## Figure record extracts
Start
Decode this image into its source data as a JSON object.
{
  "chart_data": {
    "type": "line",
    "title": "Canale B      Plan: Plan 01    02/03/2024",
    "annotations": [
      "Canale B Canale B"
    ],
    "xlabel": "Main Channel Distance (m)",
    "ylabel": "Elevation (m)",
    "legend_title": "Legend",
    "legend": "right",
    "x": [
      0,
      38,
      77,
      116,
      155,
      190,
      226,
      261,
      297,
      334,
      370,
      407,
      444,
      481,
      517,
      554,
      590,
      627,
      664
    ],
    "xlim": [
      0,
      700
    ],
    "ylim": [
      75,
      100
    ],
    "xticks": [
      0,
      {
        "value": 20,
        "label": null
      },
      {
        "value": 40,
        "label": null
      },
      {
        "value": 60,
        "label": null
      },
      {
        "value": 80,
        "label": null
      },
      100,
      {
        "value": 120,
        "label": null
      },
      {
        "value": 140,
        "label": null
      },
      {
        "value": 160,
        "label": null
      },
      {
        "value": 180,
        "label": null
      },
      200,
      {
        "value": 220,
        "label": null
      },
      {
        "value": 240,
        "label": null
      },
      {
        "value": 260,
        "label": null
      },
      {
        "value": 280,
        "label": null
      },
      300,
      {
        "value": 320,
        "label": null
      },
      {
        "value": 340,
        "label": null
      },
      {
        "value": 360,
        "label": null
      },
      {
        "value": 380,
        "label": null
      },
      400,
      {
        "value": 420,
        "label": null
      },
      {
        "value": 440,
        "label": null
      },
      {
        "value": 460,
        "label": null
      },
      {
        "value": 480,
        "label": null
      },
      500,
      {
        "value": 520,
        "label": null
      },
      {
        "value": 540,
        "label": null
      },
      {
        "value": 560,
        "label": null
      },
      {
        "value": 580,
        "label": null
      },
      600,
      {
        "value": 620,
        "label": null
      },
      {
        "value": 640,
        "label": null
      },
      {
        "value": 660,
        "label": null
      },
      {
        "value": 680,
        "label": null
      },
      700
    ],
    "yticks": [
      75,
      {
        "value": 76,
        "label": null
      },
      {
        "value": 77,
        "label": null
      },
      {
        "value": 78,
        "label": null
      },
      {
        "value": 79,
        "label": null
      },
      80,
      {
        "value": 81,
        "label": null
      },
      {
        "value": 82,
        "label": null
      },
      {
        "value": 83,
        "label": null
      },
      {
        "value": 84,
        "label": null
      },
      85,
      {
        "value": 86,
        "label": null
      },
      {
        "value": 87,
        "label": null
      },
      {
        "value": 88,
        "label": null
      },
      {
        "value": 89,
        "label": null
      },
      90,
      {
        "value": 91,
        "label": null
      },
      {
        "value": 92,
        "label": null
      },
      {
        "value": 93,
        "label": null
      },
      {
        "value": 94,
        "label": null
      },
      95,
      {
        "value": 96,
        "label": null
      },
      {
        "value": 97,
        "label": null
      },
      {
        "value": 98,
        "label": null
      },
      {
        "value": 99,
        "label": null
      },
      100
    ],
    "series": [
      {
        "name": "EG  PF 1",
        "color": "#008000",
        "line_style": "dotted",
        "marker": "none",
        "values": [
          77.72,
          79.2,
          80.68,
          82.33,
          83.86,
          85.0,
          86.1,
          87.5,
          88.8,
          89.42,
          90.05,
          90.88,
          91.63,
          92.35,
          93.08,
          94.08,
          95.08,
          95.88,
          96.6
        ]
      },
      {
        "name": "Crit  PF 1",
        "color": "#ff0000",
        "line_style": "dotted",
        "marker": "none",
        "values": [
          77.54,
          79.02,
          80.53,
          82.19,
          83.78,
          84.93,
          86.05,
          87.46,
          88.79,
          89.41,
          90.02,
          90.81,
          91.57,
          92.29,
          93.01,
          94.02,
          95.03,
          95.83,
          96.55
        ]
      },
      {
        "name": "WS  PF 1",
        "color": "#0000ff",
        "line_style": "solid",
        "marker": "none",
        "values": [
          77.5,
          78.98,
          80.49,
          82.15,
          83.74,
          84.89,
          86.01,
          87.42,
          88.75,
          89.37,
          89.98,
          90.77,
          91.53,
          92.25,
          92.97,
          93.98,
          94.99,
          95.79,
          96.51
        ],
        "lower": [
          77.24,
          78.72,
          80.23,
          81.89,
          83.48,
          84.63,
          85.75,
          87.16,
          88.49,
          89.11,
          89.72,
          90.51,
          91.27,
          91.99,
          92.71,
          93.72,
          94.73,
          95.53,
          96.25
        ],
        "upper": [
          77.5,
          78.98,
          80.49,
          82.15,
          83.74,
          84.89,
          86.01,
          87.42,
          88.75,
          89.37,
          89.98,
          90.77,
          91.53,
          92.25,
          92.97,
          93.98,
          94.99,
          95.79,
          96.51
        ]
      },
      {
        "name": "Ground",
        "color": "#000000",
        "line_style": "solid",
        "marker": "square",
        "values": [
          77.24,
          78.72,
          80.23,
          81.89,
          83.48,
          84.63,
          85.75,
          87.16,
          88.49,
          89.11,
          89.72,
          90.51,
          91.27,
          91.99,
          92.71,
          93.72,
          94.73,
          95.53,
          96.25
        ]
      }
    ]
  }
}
End
## Task description
Where does the word "name" appear? Return each line that holds it.

## Result for this exercise
        "name": "EG  PF 1",
        "name": "Crit  PF 1",
        "name": "WS  PF 1",
        "name": "Ground",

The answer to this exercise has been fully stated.